##### PROVIDED DATA

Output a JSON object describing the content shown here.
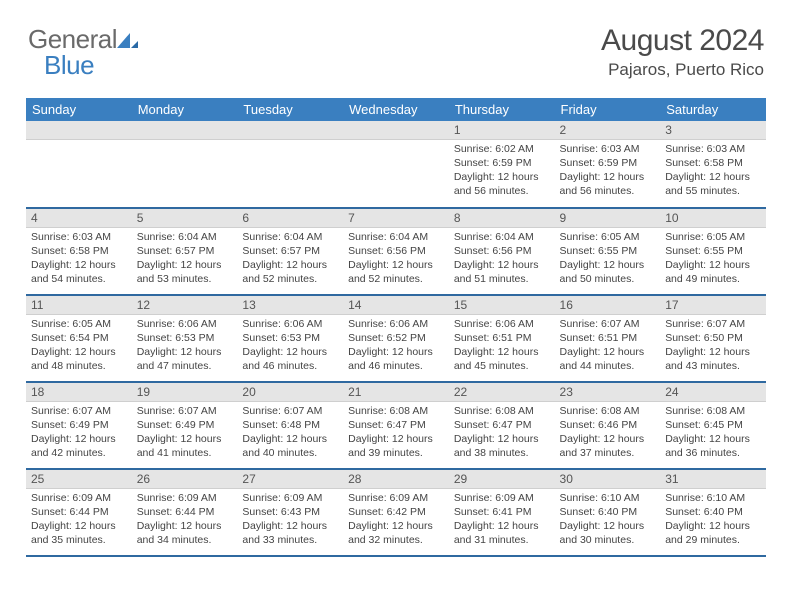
{
  "logo": {
    "text1": "General",
    "text2": "Blue"
  },
  "title": "August 2024",
  "location": "Pajaros, Puerto Rico",
  "header_bg": "#3a7fc0",
  "border_color": "#2f69a0",
  "day_head_bg": "#e5e5e5",
  "day_names": [
    "Sunday",
    "Monday",
    "Tuesday",
    "Wednesday",
    "Thursday",
    "Friday",
    "Saturday"
  ],
  "weeks": [
    [
      null,
      null,
      null,
      null,
      {
        "n": "1",
        "sr": "6:02 AM",
        "ss": "6:59 PM",
        "dh": "12",
        "dm": "56"
      },
      {
        "n": "2",
        "sr": "6:03 AM",
        "ss": "6:59 PM",
        "dh": "12",
        "dm": "56"
      },
      {
        "n": "3",
        "sr": "6:03 AM",
        "ss": "6:58 PM",
        "dh": "12",
        "dm": "55"
      }
    ],
    [
      {
        "n": "4",
        "sr": "6:03 AM",
        "ss": "6:58 PM",
        "dh": "12",
        "dm": "54"
      },
      {
        "n": "5",
        "sr": "6:04 AM",
        "ss": "6:57 PM",
        "dh": "12",
        "dm": "53"
      },
      {
        "n": "6",
        "sr": "6:04 AM",
        "ss": "6:57 PM",
        "dh": "12",
        "dm": "52"
      },
      {
        "n": "7",
        "sr": "6:04 AM",
        "ss": "6:56 PM",
        "dh": "12",
        "dm": "52"
      },
      {
        "n": "8",
        "sr": "6:04 AM",
        "ss": "6:56 PM",
        "dh": "12",
        "dm": "51"
      },
      {
        "n": "9",
        "sr": "6:05 AM",
        "ss": "6:55 PM",
        "dh": "12",
        "dm": "50"
      },
      {
        "n": "10",
        "sr": "6:05 AM",
        "ss": "6:55 PM",
        "dh": "12",
        "dm": "49"
      }
    ],
    [
      {
        "n": "11",
        "sr": "6:05 AM",
        "ss": "6:54 PM",
        "dh": "12",
        "dm": "48"
      },
      {
        "n": "12",
        "sr": "6:06 AM",
        "ss": "6:53 PM",
        "dh": "12",
        "dm": "47"
      },
      {
        "n": "13",
        "sr": "6:06 AM",
        "ss": "6:53 PM",
        "dh": "12",
        "dm": "46"
      },
      {
        "n": "14",
        "sr": "6:06 AM",
        "ss": "6:52 PM",
        "dh": "12",
        "dm": "46"
      },
      {
        "n": "15",
        "sr": "6:06 AM",
        "ss": "6:51 PM",
        "dh": "12",
        "dm": "45"
      },
      {
        "n": "16",
        "sr": "6:07 AM",
        "ss": "6:51 PM",
        "dh": "12",
        "dm": "44"
      },
      {
        "n": "17",
        "sr": "6:07 AM",
        "ss": "6:50 PM",
        "dh": "12",
        "dm": "43"
      }
    ],
    [
      {
        "n": "18",
        "sr": "6:07 AM",
        "ss": "6:49 PM",
        "dh": "12",
        "dm": "42"
      },
      {
        "n": "19",
        "sr": "6:07 AM",
        "ss": "6:49 PM",
        "dh": "12",
        "dm": "41"
      },
      {
        "n": "20",
        "sr": "6:07 AM",
        "ss": "6:48 PM",
        "dh": "12",
        "dm": "40"
      },
      {
        "n": "21",
        "sr": "6:08 AM",
        "ss": "6:47 PM",
        "dh": "12",
        "dm": "39"
      },
      {
        "n": "22",
        "sr": "6:08 AM",
        "ss": "6:47 PM",
        "dh": "12",
        "dm": "38"
      },
      {
        "n": "23",
        "sr": "6:08 AM",
        "ss": "6:46 PM",
        "dh": "12",
        "dm": "37"
      },
      {
        "n": "24",
        "sr": "6:08 AM",
        "ss": "6:45 PM",
        "dh": "12",
        "dm": "36"
      }
    ],
    [
      {
        "n": "25",
        "sr": "6:09 AM",
        "ss": "6:44 PM",
        "dh": "12",
        "dm": "35"
      },
      {
        "n": "26",
        "sr": "6:09 AM",
        "ss": "6:44 PM",
        "dh": "12",
        "dm": "34"
      },
      {
        "n": "27",
        "sr": "6:09 AM",
        "ss": "6:43 PM",
        "dh": "12",
        "dm": "33"
      },
      {
        "n": "28",
        "sr": "6:09 AM",
        "ss": "6:42 PM",
        "dh": "12",
        "dm": "32"
      },
      {
        "n": "29",
        "sr": "6:09 AM",
        "ss": "6:41 PM",
        "dh": "12",
        "dm": "31"
      },
      {
        "n": "30",
        "sr": "6:10 AM",
        "ss": "6:40 PM",
        "dh": "12",
        "dm": "30"
      },
      {
        "n": "31",
        "sr": "6:10 AM",
        "ss": "6:40 PM",
        "dh": "12",
        "dm": "29"
      }
    ]
  ],
  "labels": {
    "sunrise": "Sunrise:",
    "sunset": "Sunset:",
    "daylight_pre": "Daylight:",
    "hours_word": "hours",
    "and_word": "and",
    "minutes_word": "minutes."
  }
}
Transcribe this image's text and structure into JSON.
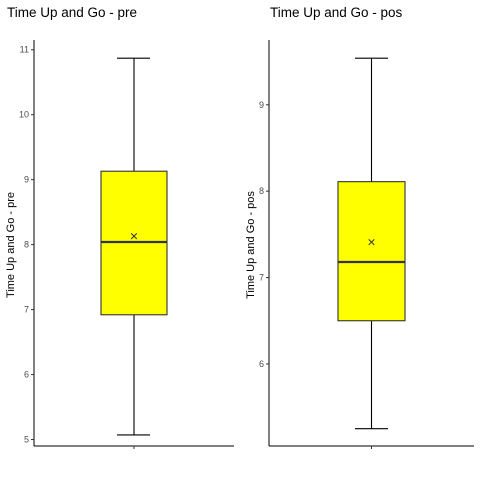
{
  "chart_data": [
    {
      "type": "box",
      "title": "Time Up and Go - pre",
      "xlabel": "",
      "ylabel": "Time Up and Go - pre",
      "ylim": [
        4.9,
        11.15
      ],
      "yticks": [
        5,
        6,
        7,
        8,
        9,
        10,
        11
      ],
      "grid": false,
      "fill_color": "#FFFF00",
      "stats": {
        "min": 5.07,
        "q1": 6.92,
        "median": 8.04,
        "q3": 9.13,
        "max": 10.87,
        "mean": 8.13
      }
    },
    {
      "type": "box",
      "title": "Time Up and Go - pos",
      "xlabel": "",
      "ylabel": "Time Up and Go - pos",
      "ylim": [
        5.05,
        9.75
      ],
      "yticks": [
        6,
        7,
        8,
        9
      ],
      "grid": false,
      "fill_color": "#FFFF00",
      "stats": {
        "min": 5.25,
        "q1": 6.5,
        "median": 7.18,
        "q3": 8.11,
        "max": 9.54,
        "mean": 7.41
      }
    }
  ]
}
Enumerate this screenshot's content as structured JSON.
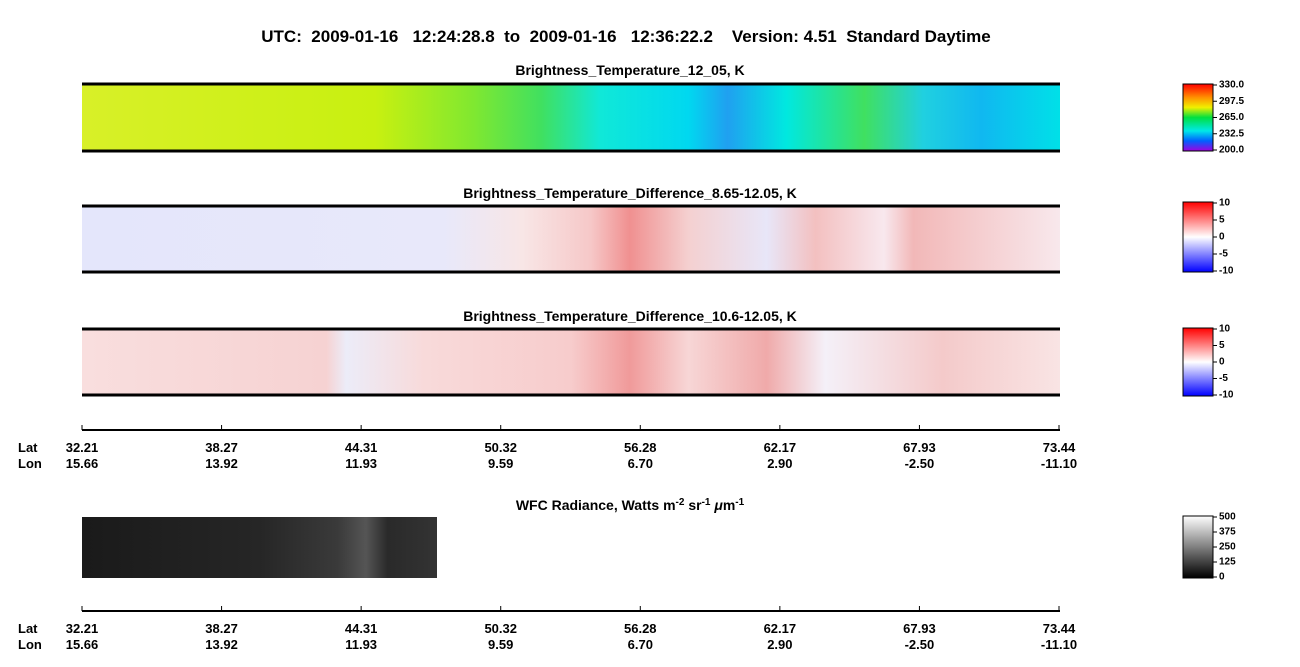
{
  "header": {
    "title": "UTC:  2009-01-16   12:24:28.8  to  2009-01-16   12:36:22.2    Version: 4.51  Standard Daytime"
  },
  "panels": [
    {
      "title": "Brightness_Temperature_12_05, K",
      "colorbar": [
        "330.0",
        "297.5",
        "265.0",
        "232.5",
        "200.0"
      ]
    },
    {
      "title": "Brightness_Temperature_Difference_8.65-12.05, K",
      "colorbar": [
        "10",
        "5",
        "0",
        "-5",
        "-10"
      ]
    },
    {
      "title": "Brightness_Temperature_Difference_10.6-12.05, K",
      "colorbar": [
        "10",
        "5",
        "0",
        "-5",
        "-10"
      ]
    }
  ],
  "axis": {
    "lat_label": "Lat",
    "lon_label": "Lon",
    "lat": [
      "32.21",
      "38.27",
      "44.31",
      "50.32",
      "56.28",
      "62.17",
      "67.93",
      "73.44"
    ],
    "lon": [
      "15.66",
      "13.92",
      "11.93",
      "9.59",
      "6.70",
      "2.90",
      "-2.50",
      "-11.10"
    ]
  },
  "wfc": {
    "title": [
      "WFC Radiance, Watts m",
      "-2",
      " sr",
      "-1",
      " μ",
      "m",
      "-1"
    ],
    "colorbar": [
      "500",
      "375",
      "250",
      "125",
      "0"
    ]
  }
}
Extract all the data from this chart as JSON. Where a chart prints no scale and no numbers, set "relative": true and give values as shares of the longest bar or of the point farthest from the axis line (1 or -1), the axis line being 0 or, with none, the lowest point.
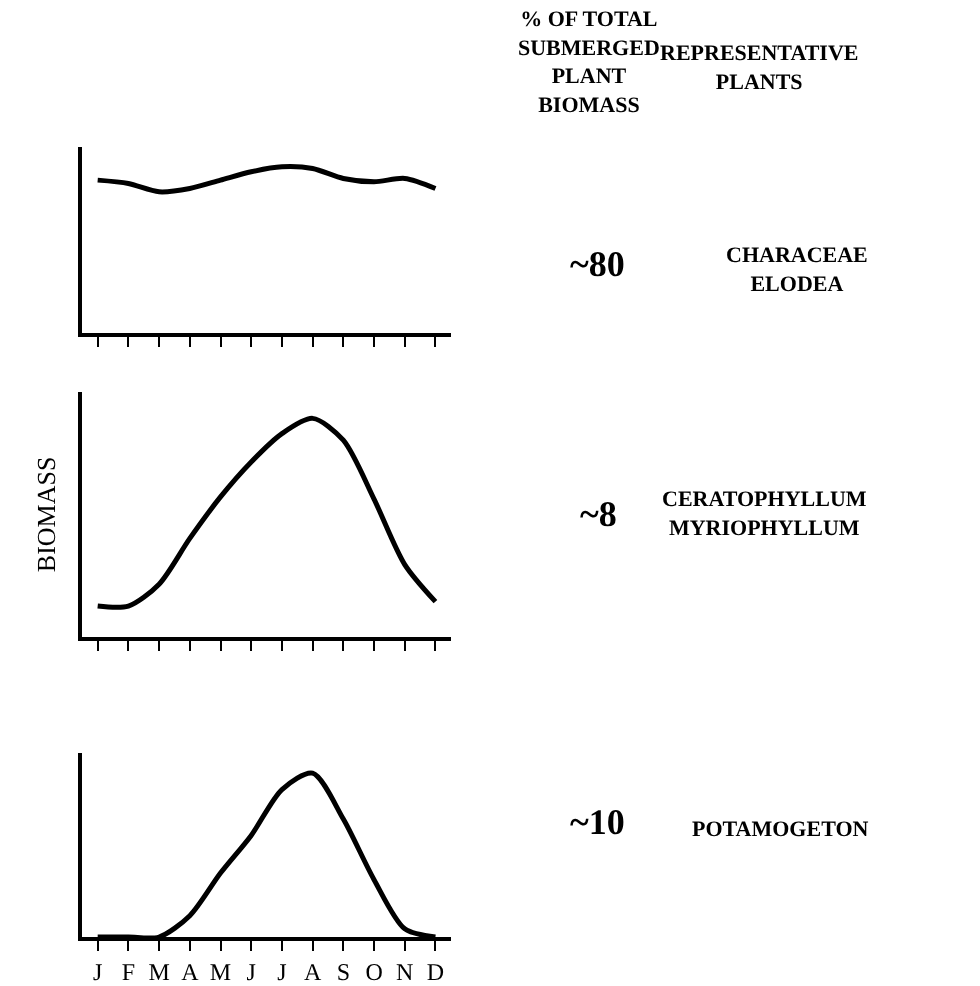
{
  "chart_data": [
    {
      "type": "line",
      "relative": true,
      "categories": [
        null,
        null,
        null,
        null,
        null,
        null,
        null,
        null,
        null,
        null,
        null,
        null
      ],
      "tick_labels": false,
      "marker": "none",
      "line_style": "solid",
      "series": [
        {
          "color": "#000000",
          "values": [
            0.92,
            0.9,
            0.85,
            0.87,
            0.92,
            0.97,
            1,
            0.99,
            0.93,
            0.91,
            0.93,
            0.87
          ]
        }
      ],
      "annotations": [
        "% OF TOTAL\nSUBMERGED\nPLANT\nBIOMASS",
        "REPRESENTATIVE\nPLANTS",
        "~80",
        "CHARACEAE\nELODEA"
      ]
    },
    {
      "type": "line",
      "relative": true,
      "categories": [
        null,
        null,
        null,
        null,
        null,
        null,
        null,
        null,
        null,
        null,
        null,
        null
      ],
      "tick_labels": false,
      "marker": "none",
      "line_style": "solid",
      "ylabel": "BIOMASS",
      "series": [
        {
          "color": "#000000",
          "values": [
            0.14,
            0.14,
            0.24,
            0.45,
            0.64,
            0.8,
            0.93,
            1,
            0.9,
            0.63,
            0.33,
            0.16
          ]
        }
      ],
      "annotations": [
        "~8",
        "CERATOPHYLLUM\nMYRIOPHYLLUM"
      ]
    },
    {
      "type": "line",
      "relative": true,
      "categories": [
        "J",
        "F",
        "M",
        "A",
        "M",
        "J",
        "J",
        "A",
        "S",
        "O",
        "N",
        "D"
      ],
      "tick_labels": "x",
      "marker": "none",
      "line_style": "solid",
      "series": [
        {
          "color": "#000000",
          "values": [
            0,
            0,
            0,
            0.13,
            0.39,
            0.62,
            0.9,
            1,
            0.72,
            0.35,
            0.05,
            0
          ]
        }
      ],
      "annotations": [
        "~10",
        "POTAMOGETON"
      ]
    }
  ]
}
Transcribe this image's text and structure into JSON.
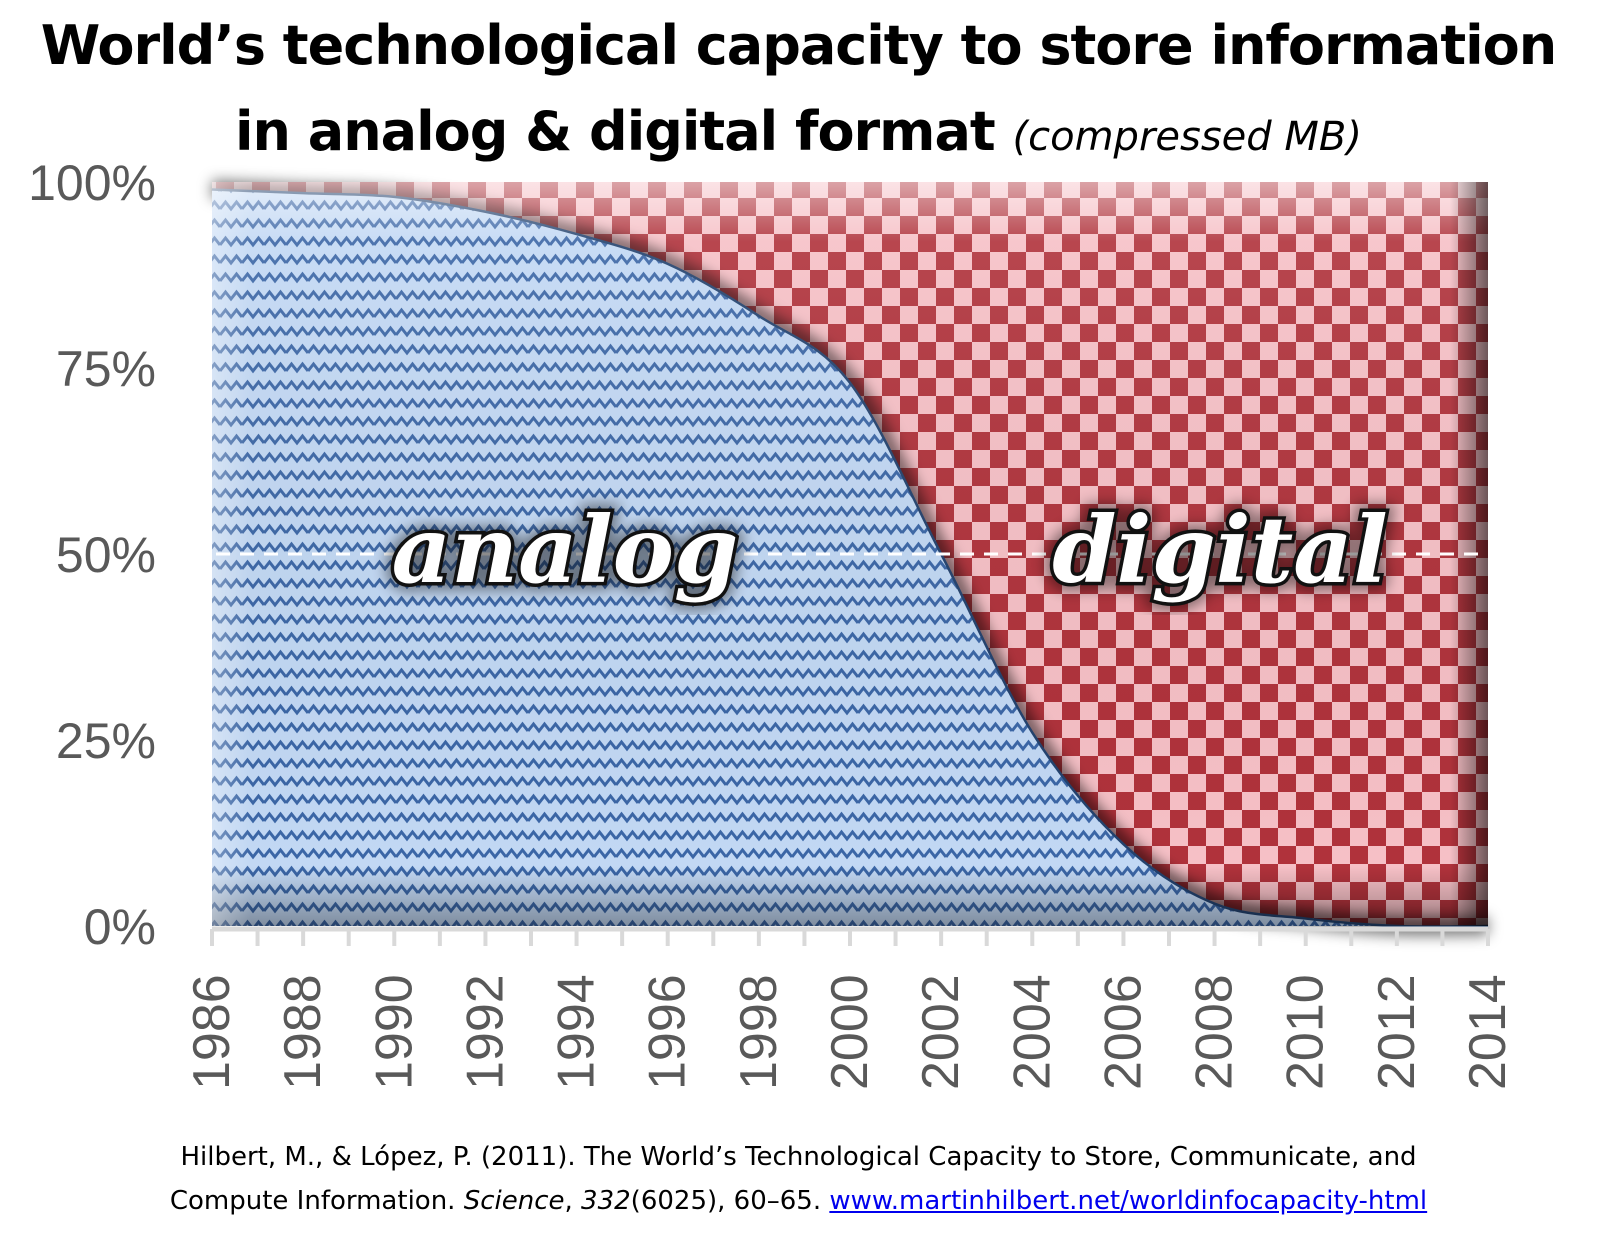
{
  "title": {
    "line1": "World’s technological capacity to store information",
    "line2_main": "in analog & digital format",
    "line2_sub": "(compressed MB)"
  },
  "chart_data": {
    "type": "area",
    "stacked": true,
    "normalized_percent": true,
    "x": [
      1986,
      1988,
      1990,
      1992,
      1994,
      1996,
      1998,
      2000,
      2002,
      2004,
      2006,
      2008,
      2010,
      2012,
      2014
    ],
    "x_tick_labels": [
      "1986",
      "1988",
      "1990",
      "1992",
      "1994",
      "1996",
      "1998",
      "2000",
      "2002",
      "2004",
      "2006",
      "2008",
      "2010",
      "2012",
      "2014"
    ],
    "x_range": [
      1986,
      2014
    ],
    "y_range": [
      0,
      100
    ],
    "y_ticks": [
      0,
      25,
      50,
      75,
      100
    ],
    "y_tick_labels": [
      "0%",
      "25%",
      "50%",
      "75%",
      "100%"
    ],
    "series": [
      {
        "name": "analog",
        "color": "#b9d2f2",
        "pattern": "zigzag",
        "pattern_color": "#3b66a6",
        "values": [
          99,
          98.5,
          98,
          96,
          93,
          89,
          82,
          73,
          50,
          26,
          11,
          3,
          1,
          0,
          0
        ]
      },
      {
        "name": "digital",
        "color": "#f6b8bf",
        "pattern": "checkerboard",
        "pattern_color": "#b0323b",
        "values": [
          1,
          1.5,
          2,
          4,
          7,
          11,
          18,
          27,
          50,
          74,
          89,
          97,
          99,
          100,
          100
        ]
      }
    ],
    "reference_line": {
      "y": 50,
      "style": "dashed",
      "color": "#ffffff"
    },
    "xlabel": "",
    "ylabel": "",
    "grid": false,
    "legend": "none"
  },
  "citation": {
    "line1": "Hilbert, M., & López, P. (2011). The World’s Technological Capacity to Store, Communicate, and",
    "line2_a": "Compute Information. ",
    "journal": "Science",
    "sep1": ", ",
    "volume": "332",
    "line2_b": "(6025), 60–65. ",
    "url_text": "www.martinhilbert.net/worldinfocapacity-html"
  }
}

##########

_PROBLEM TO SOLVE_: From the records above, pull out every line containing the word "axis".

_RESULT_:
  "axis": {
Extract all the data from this chart as JSON. Where a chart prints no scale and no numbers, set "relative": true and give values as shares of the longest bar or of the point farthest from the axis line (1 or -1), the axis line being 0 or, with none, the lowest point.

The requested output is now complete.